- _Stated task_
Print all of the entries exactly, minus the pictures.

- _Entries shown_
-*-
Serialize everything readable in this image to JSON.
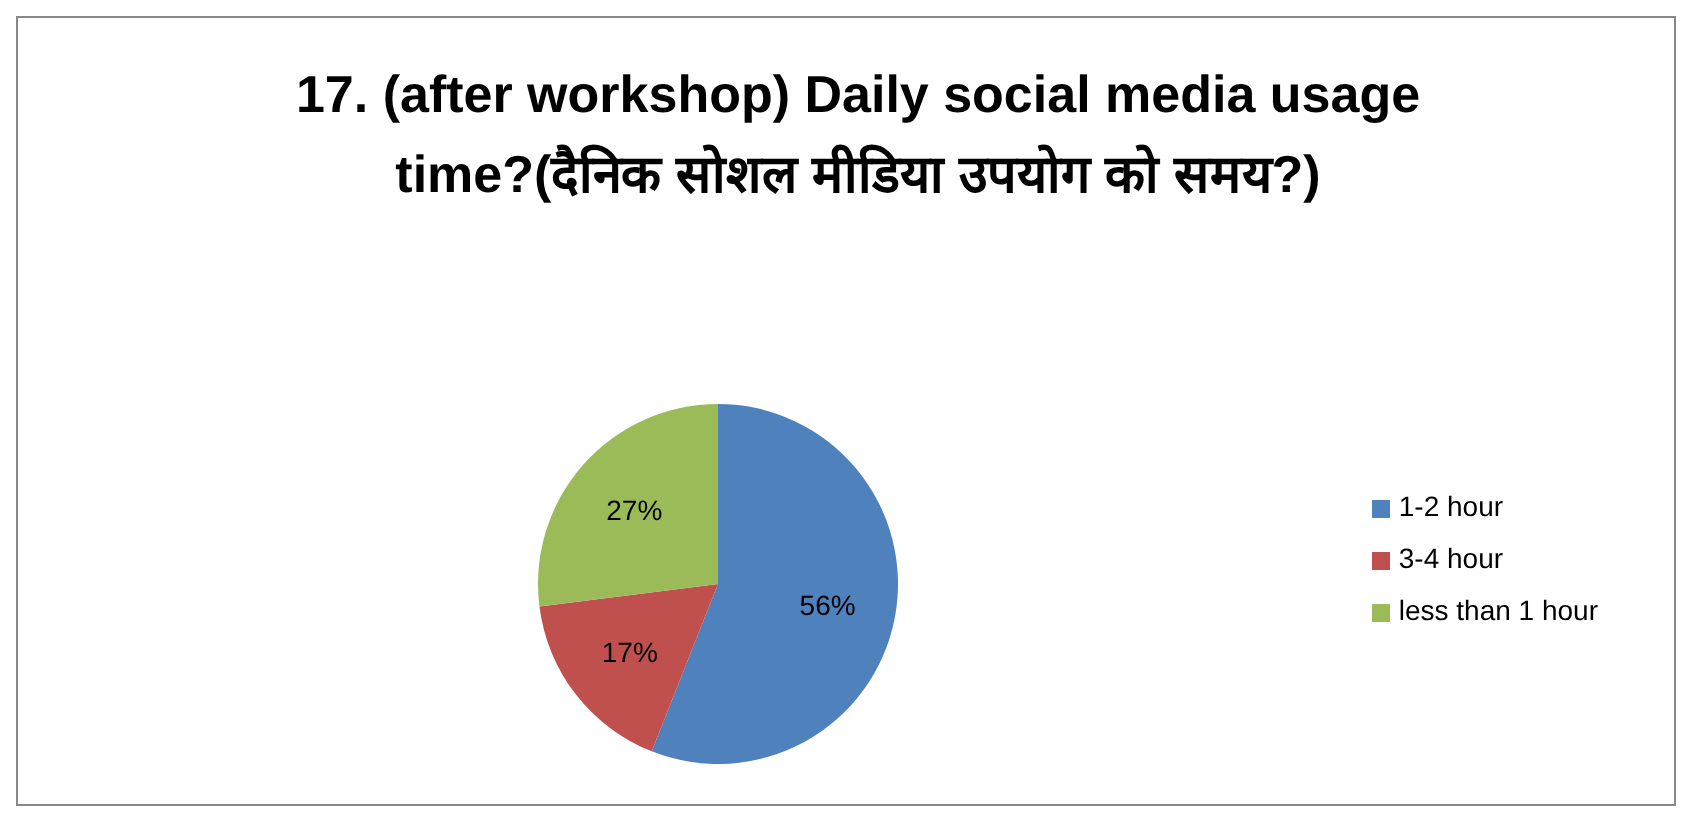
{
  "chart_data": {
    "type": "pie",
    "title": "17. (after workshop) Daily social media usage time?(दैनिक सोशल मीडिया उपयोग को समय?)",
    "categories": [
      "1-2 hour",
      "3-4 hour",
      "less than 1 hour"
    ],
    "values": [
      56,
      17,
      27
    ],
    "colors": [
      "#4f81bd",
      "#c0504d",
      "#9bbb59"
    ],
    "value_labels": [
      "56%",
      "17%",
      "27%"
    ],
    "legend": "right"
  }
}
-*-
- _Written response_
Serialize everything readable in this image to JSON.
{
  "chart_data": {
    "type": "pie",
    "title": "17. (after workshop) Daily social media usage time?(दैनिक सोशल मीडिया उपयोग को समय?)",
    "categories": [
      "1-2 hour",
      "3-4 hour",
      "less than 1 hour"
    ],
    "values": [
      56,
      17,
      27
    ],
    "colors": [
      "#4f81bd",
      "#c0504d",
      "#9bbb59"
    ],
    "value_labels": [
      "56%",
      "17%",
      "27%"
    ],
    "legend": "right"
  }
}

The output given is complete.